**AIM OF THE EXERCISE:**
Convert every line of the listing below into a JSON list of strings, one string per line, skipping blank lines. Leave the pictures out.

=== EXERCISE DATA ===

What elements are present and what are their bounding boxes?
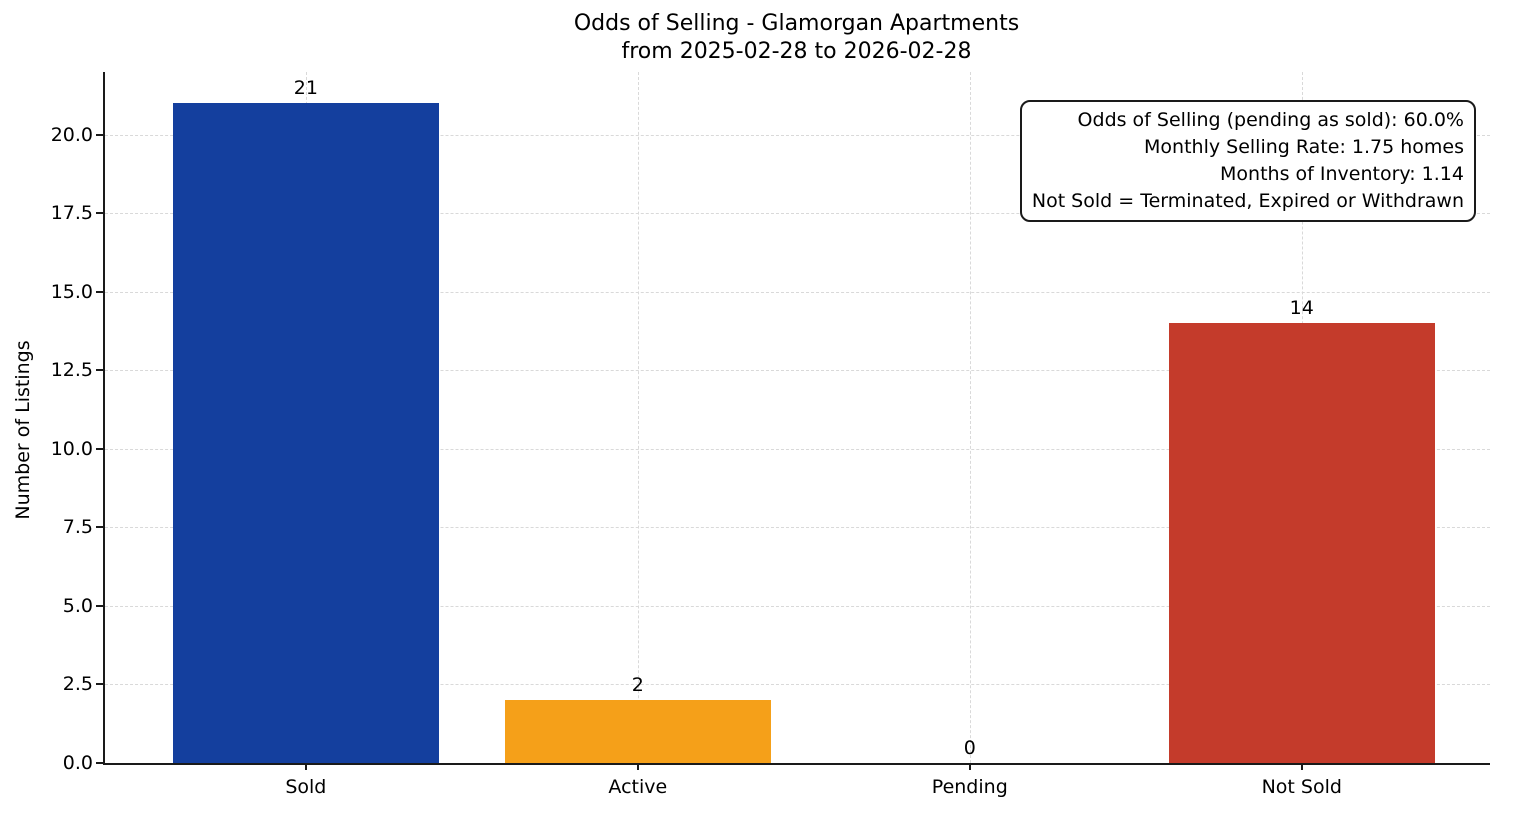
- gridline-horizontal: [105, 370, 1490, 372]
- gridline-vertical: [637, 72, 639, 763]
- bar-value-label: 2: [631, 674, 644, 697]
- y-tick-label: 17.5: [50, 202, 93, 225]
- plot-area: 0.0 2.5 5.0 7.5 10.0 12.5 15.0 17.5 20.0 Sold 21 Ac…: [51, 72, 1490, 798]
- y-tick-label: 20.0: [50, 123, 93, 146]
- gridline-horizontal: [105, 291, 1490, 293]
- y-tick-mark: [96, 212, 103, 215]
- y-tick-mark: [96, 133, 103, 136]
- x-tick-mark: [1300, 763, 1303, 770]
- x-tick-label: Active: [608, 776, 668, 798]
- y-tick-mark: [96, 447, 103, 450]
- bar-not-sold: [1168, 323, 1435, 763]
- gridline-horizontal: [105, 213, 1490, 215]
- x-tick-mark: [304, 763, 307, 770]
- y-tick-mark: [96, 604, 103, 607]
- gridline-horizontal: [105, 448, 1490, 450]
- annotation-monthly-selling-rate: Monthly Selling Rate: 1.75 homes: [1144, 136, 1464, 158]
- chart-title: Odds of Selling - Glamorgan Apartments f…: [103, 10, 1490, 66]
- x-tick-label: Pending: [931, 776, 1008, 798]
- gridline-horizontal: [105, 684, 1490, 686]
- x-tick-label: Sold: [285, 776, 327, 798]
- y-tick-label: 2.5: [62, 673, 93, 696]
- stats-annotation-box: Odds of Selling (pending as sold): 60.0%…: [1019, 100, 1476, 222]
- bar-value-label: 21: [293, 77, 318, 100]
- y-tick-label: 5.0: [62, 594, 93, 617]
- y-tick-label: 12.5: [50, 359, 93, 382]
- y-tick-label: 0.0: [62, 752, 93, 774]
- bar-value-label: 0: [963, 737, 976, 759]
- gridline-horizontal: [105, 134, 1490, 136]
- y-tick-mark: [96, 526, 103, 529]
- x-tick-label: Not Sold: [1261, 776, 1342, 798]
- annotation-odds-of-selling: Odds of Selling (pending as sold): 60.0%: [1077, 109, 1464, 131]
- x-tick-mark: [636, 763, 639, 770]
- y-tick-mark: [96, 369, 103, 372]
- chart-title-line2: from 2025-02-28 to 2026-02-28: [621, 39, 972, 64]
- chart-title-line1: Odds of Selling - Glamorgan Apartments: [573, 11, 1020, 36]
- gridline-vertical: [969, 72, 971, 763]
- y-tick-mark: [96, 290, 103, 293]
- annotation-months-of-inventory: Months of Inventory: 1.14: [1220, 163, 1464, 185]
- y-tick-label: 15.0: [50, 280, 93, 303]
- bar-value-label: 14: [1289, 297, 1314, 320]
- gridline-horizontal: [105, 605, 1490, 607]
- x-tick-mark: [968, 763, 971, 770]
- y-tick-mark: [96, 683, 103, 686]
- annotation-not-sold-definition: Not Sold = Terminated, Expired or Withdr…: [1031, 190, 1464, 212]
- bar-sold: [173, 103, 439, 763]
- bar-active: [505, 700, 771, 763]
- y-tick-label: 10.0: [50, 437, 93, 460]
- y-tick-mark: [96, 762, 103, 764]
- gridline-horizontal: [105, 527, 1490, 529]
- y-tick-label: 7.5: [62, 516, 93, 539]
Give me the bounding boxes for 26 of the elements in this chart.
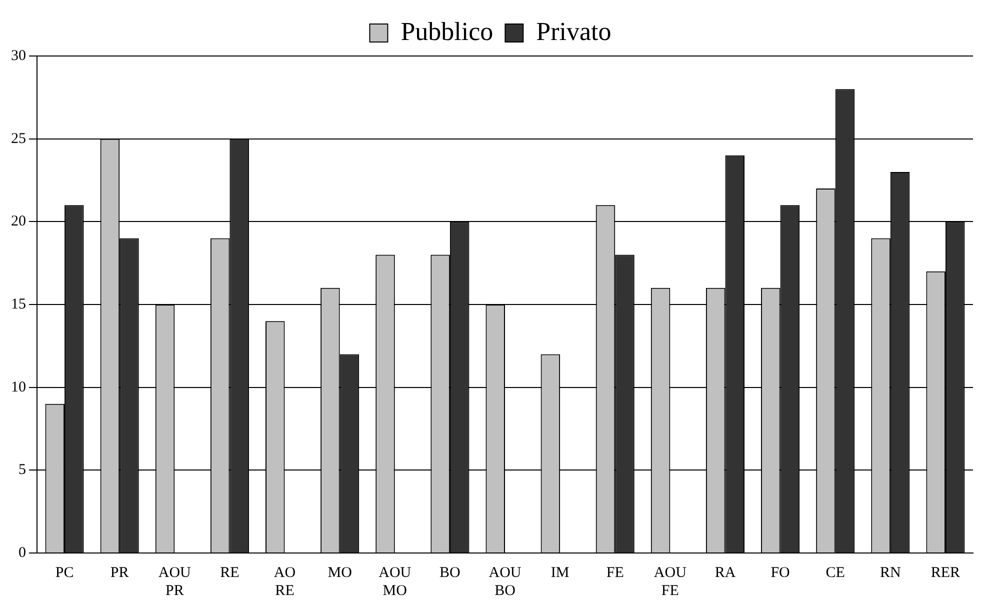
- y-tick-label: 5: [18, 462, 26, 478]
- y-tick-label: 0: [18, 544, 26, 561]
- x-tick-label: FO: [770, 564, 790, 581]
- legend-label: Privato: [536, 16, 612, 46]
- x-tick-label: RE: [220, 564, 240, 581]
- x-tick-label: BO: [440, 564, 461, 581]
- x-tick-label: PC: [55, 564, 74, 581]
- y-tick-label: 30: [11, 48, 26, 64]
- x-tick-label: AOU FE: [654, 564, 687, 599]
- x-tick-label: FE: [606, 564, 624, 581]
- legend-label: Pubblico: [400, 16, 494, 46]
- x-tick-label: IM: [550, 564, 570, 581]
- x-tick-label: RN: [880, 564, 901, 581]
- x-tick-label: AOU PR: [158, 564, 192, 599]
- x-tick-label: MO: [328, 564, 352, 581]
- x-tick-label: RER: [930, 564, 960, 581]
- x-tick-label: AOU MO: [378, 564, 412, 599]
- x-tick-label: PR: [110, 564, 129, 581]
- y-tick-label: 20: [11, 214, 26, 230]
- y-tick-label: 10: [11, 379, 26, 396]
- x-tick-label: AOU BO: [488, 564, 522, 599]
- y-tick-label: 25: [11, 130, 26, 147]
- x-tick-label: RA: [714, 564, 736, 581]
- x-tick-label: CE: [826, 564, 845, 581]
- y-tick-label: 15: [11, 296, 26, 312]
- x-tick-label: AO RE: [274, 564, 296, 599]
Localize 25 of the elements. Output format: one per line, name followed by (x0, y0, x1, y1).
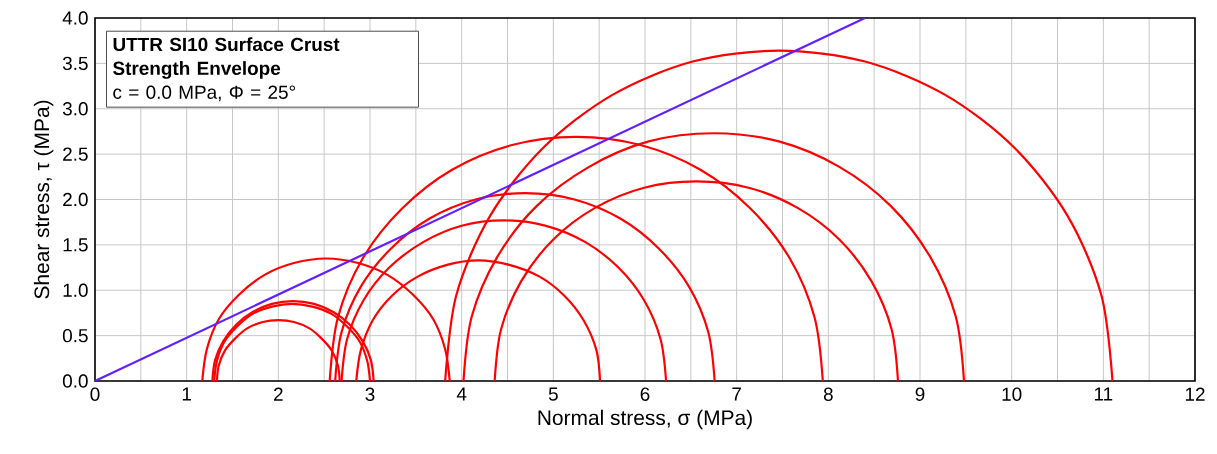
x-tick-label: 3 (365, 387, 375, 401)
y-tick-label: 0.5 (62, 328, 88, 343)
y-axis-title: Shear stress, τ (MPa) (33, 100, 54, 299)
x-tick-label: 4 (456, 387, 467, 401)
y-tick-label: 3.0 (62, 102, 88, 116)
y-tick-label: 3.5 (62, 56, 88, 71)
x-tick-label: 2 (274, 387, 283, 401)
x-axis-title: Normal stress, σ (MPa) (538, 409, 752, 430)
y-tick-label: 1.5 (63, 238, 88, 252)
x-tick-label: 9 (915, 387, 925, 401)
y-tick-label: 2.0 (63, 192, 88, 207)
x-tick-label: 11 (1094, 387, 1113, 401)
annotation: c = 0.0 MPa, Φ = 25° (113, 85, 295, 102)
y-tick-label: 1.0 (63, 283, 88, 297)
x-tick-label: 10 (1002, 387, 1022, 401)
x-tick-label: 1 (182, 387, 191, 401)
y-tick-label: 2.5 (63, 147, 88, 161)
y-tick-label: 4.0 (62, 11, 88, 25)
x-tick-label: 6 (640, 387, 650, 401)
x-tick-label: 8 (823, 387, 833, 401)
y-tick-label: 0.0 (62, 374, 88, 388)
x-tick-label: 7 (732, 387, 741, 401)
x-tick-label: 12 (1185, 387, 1205, 401)
x-tick-label: 5 (548, 387, 558, 401)
x-tick-label: 0 (90, 387, 100, 401)
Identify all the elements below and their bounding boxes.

===

**FULL ANSWER:**
[
  "What elements are present and what are their bounding boxes?",
  "- gridline-horizontal: [105, 370, 1490, 372]",
  "- gridline-vertical: [637, 72, 639, 763]",
  "- bar-value-label: 2: [631, 674, 644, 697]",
  "- y-tick-label: 17.5: [50, 202, 93, 225]",
  "- plot-area: 0.0 2.5 5.0 7.5 10.0 12.5 15.0 17.5 20.0 Sold 21 Ac…: [51, 72, 1490, 798]",
  "- y-tick-label: 20.0: [50, 123, 93, 146]",
  "- gridline-horizontal: [105, 291, 1490, 293]",
  "- y-tick-mark: [96, 212, 103, 215]",
  "- y-tick-mark: [96, 133, 103, 136]",
  "- x-tick-mark: [1300, 763, 1303, 770]",
  "- x-tick-label: Active: [608, 776, 668, 798]",
  "- y-tick-mark: [96, 447, 103, 450]",
  "- bar-not-sold: [1168, 323, 1435, 763]",
  "- gridline-horizontal: [105, 213, 1490, 215]",
  "- x-tick-mark: [304, 763, 307, 770]",
  "- y-tick-mark: [96, 604, 103, 607]",
  "- gridline-horizontal: [105, 448, 1490, 450]",
  "- annotation-monthly-selling-rate: Monthly Selling Rate: 1.75 homes: [1144, 136, 1464, 158]",
  "- chart-title: Odds of Selling - Glamorgan Apartments f…: [103, 10, 1490, 66]",
  "- x-tick-label: Pending: [931, 776, 1008, 798]",
  "- gridline-horizontal: [105, 684, 1490, 686]",
  "- x-tick-label: Sold: [285, 776, 327, 798]",
  "- y-tick-label: 2.5: [62, 673, 93, 696]",
  "- stats-annotation-box: Odds of Selling (pending as sold): 60.0%…: [1019, 100, 1476, 222]",
  "- bar-value-label: 21: [293, 77, 318, 100]",
  "- y-tick-label: 5.0: [62, 594, 93, 617]",
  "- y-tick-label: 12.5: [50, 359, 93, 382]",
  "- y-tick-label: 0.0: [62, 752, 93, 774]",
  "- bar-value-label: 0: [963, 737, 976, 759]",
  "- gridline-horizontal: [105, 134, 1490, 136]",
  "- y-tick-mark: [96, 526, 103, 529]",
  "- x-tick-label: Not Sold: [1261, 776, 1342, 798]",
  "- annotation-odds-of-selling: Odds of Selling (pending as sold): 60.0%: [1077, 109, 1464, 131]",
  "- x-tick-mark: [636, 763, 639, 770]",
  "- y-tick-mark: [96, 369, 103, 372]",
  "- chart-title-line2: from 2025-02-28 to 2026-02-28: [621, 39, 972, 64]",
  "- chart-title-line1: Odds of Selling - Glamorgan Apartments: [573, 11, 1020, 36]",
  "- gridline-vertical: [969, 72, 971, 763]",
  "- y-tick-mark: [96, 290, 103, 293]",
  "- annotation-months-of-inventory: Months of Inventory: 1.14: [1220, 163, 1464, 185]",
  "- y-tick-label: 15.0: [50, 280, 93, 303]",
  "- bar-value-label: 14: [1289, 297, 1314, 320]",
  "- gridline-horizontal: [105, 605, 1490, 607]",
  "- x-tick-mark: [968, 763, 971, 770]",
  "- y-tick-mark: [96, 683, 103, 686]",
  "- annotation-not-sold-definition: Not Sold = Terminated, Expired or Withdr…: [1031, 190, 1464, 212]",
  "- bar-sold: [173, 103, 439, 763]",
  "- bar-active: [505, 700, 771, 763]",
  "- y-tick-label: 10.0: [50, 437, 93, 460]",
  "- y-tick-mark: [96, 762, 103, 764]",
  "- gridline-horizontal: [105, 527, 1490, 529]",
  "- y-tick-label: 7.5: [62, 516, 93, 539]",
  "Give me the bounding boxes for 26 of the elements in this chart.",
  "- y-tick-label: 5: [18, 462, 26, 478]",
  "- y-tick-label: 0: [18, 544, 26, 561]",
  "- x-tick-label: FO: [770, 564, 790, 581]",
  "- legend-label: Privato: [536, 16, 612, 46]",
  "- x-tick-label: RE: [220, 564, 240, 581]",
  "- x-tick-label: BO: [440, 564, 461, 581]",
  "- x-tick-label: PC: [55, 564, 74, 581]",
  "- y-tick-label: 30: [11, 48, 26, 64]",
  "- x-tick-label: AOU FE: [654, 564, 687, 599]",
  "- x-tick-label: FE: [606, 564, 624, 581]",
  "- legend-label: Pubblico: [400, 16, 494, 46]",
  "- x-tick-label: IM: [550, 564, 570, 581]",
  "- x-tick-label: RN: [880, 564, 901, 581]",
  "- x-tick-label: AOU PR: [158, 564, 192, 599]",
  "- x-tick-label: MO: [328, 564, 352, 581]",
  "- x-tick-label: RER: [930, 564, 960, 581]",
  "- x-tick-label: AOU MO: [378, 564, 412, 599]",
  "- x-tick-label: PR: [110, 564, 129, 581]",
  "- y-tick-label: 20: [11, 214, 26, 230]",
  "- y-tick-label: 10: [11, 379, 26, 396]",
  "- x-tick-label: AOU BO: [488, 564, 522, 599]",
  "- y-tick-label: 25: [11, 130, 26, 147]",
  "- x-tick-label: RA: [714, 564, 736, 581]",
  "- x-tick-label: CE: [826, 564, 845, 581]",
  "- y-tick-label: 15: [11, 296, 26, 312]",
  "- x-tick-label: AO RE: [274, 564, 296, 599]",
  "Localize 25 of the elements. Output format: one per line, name followed by (x0, y0, x1, y1).",
  "x-tick-label: 3 (365, 387, 375, 401)",
  "y-tick-label: 0.5 (62, 328, 88, 343)",
  "y-axis-title: Shear stress, τ (MPa) (33, 100, 54, 299)",
  "x-tick-label: 4 (456, 387, 467, 401)",
  "y-tick-label: 3.0 (62, 102, 88, 116)",
  "y-tick-label: 3.5 (62, 56, 88, 71)",
  "x-tick-label: 2 (274, 387, 283, 401)",
  "x-axis-title: Normal stress, σ (MPa) (538, 409, 752, 430)",
  "y-tick-label: 1.5 (63, 238, 88, 252)",
  "x-tick-label: 9 (915, 387, 925, 401)",
  "y-tick-label: 2.0 (63, 192, 88, 207)",
  "x-tick-label: 11 (1094, 387, 1113, 401)",
  "annotation: c = 0.0 MPa, Φ = 25° (113, 85, 295, 102)",
  "y-tick-label: 1.0 (63, 283, 88, 297)",
  "x-tick-label: 10 (1002, 387, 1022, 401)",
  "x-tick-label: 1 (182, 387, 191, 401)",
  "y-tick-label: 2.5 (63, 147, 88, 161)",
  "y-tick-label: 4.0 (62, 11, 88, 25)",
  "x-tick-label: 6 (640, 387, 650, 401)",
  "x-tick-label: 8 (823, 387, 833, 401)",
  "y-tick-label: 0.0 (62, 374, 88, 388)",
  "x-tick-label: 7 (732, 387, 741, 401)",
  "x-tick-label: 12 (1185, 387, 1205, 401)",
  "x-tick-label: 5 (548, 387, 558, 401)",
  "x-tick-label: 0 (90, 387, 100, 401)",
  "Identify all the elements below and their bounding boxes."
]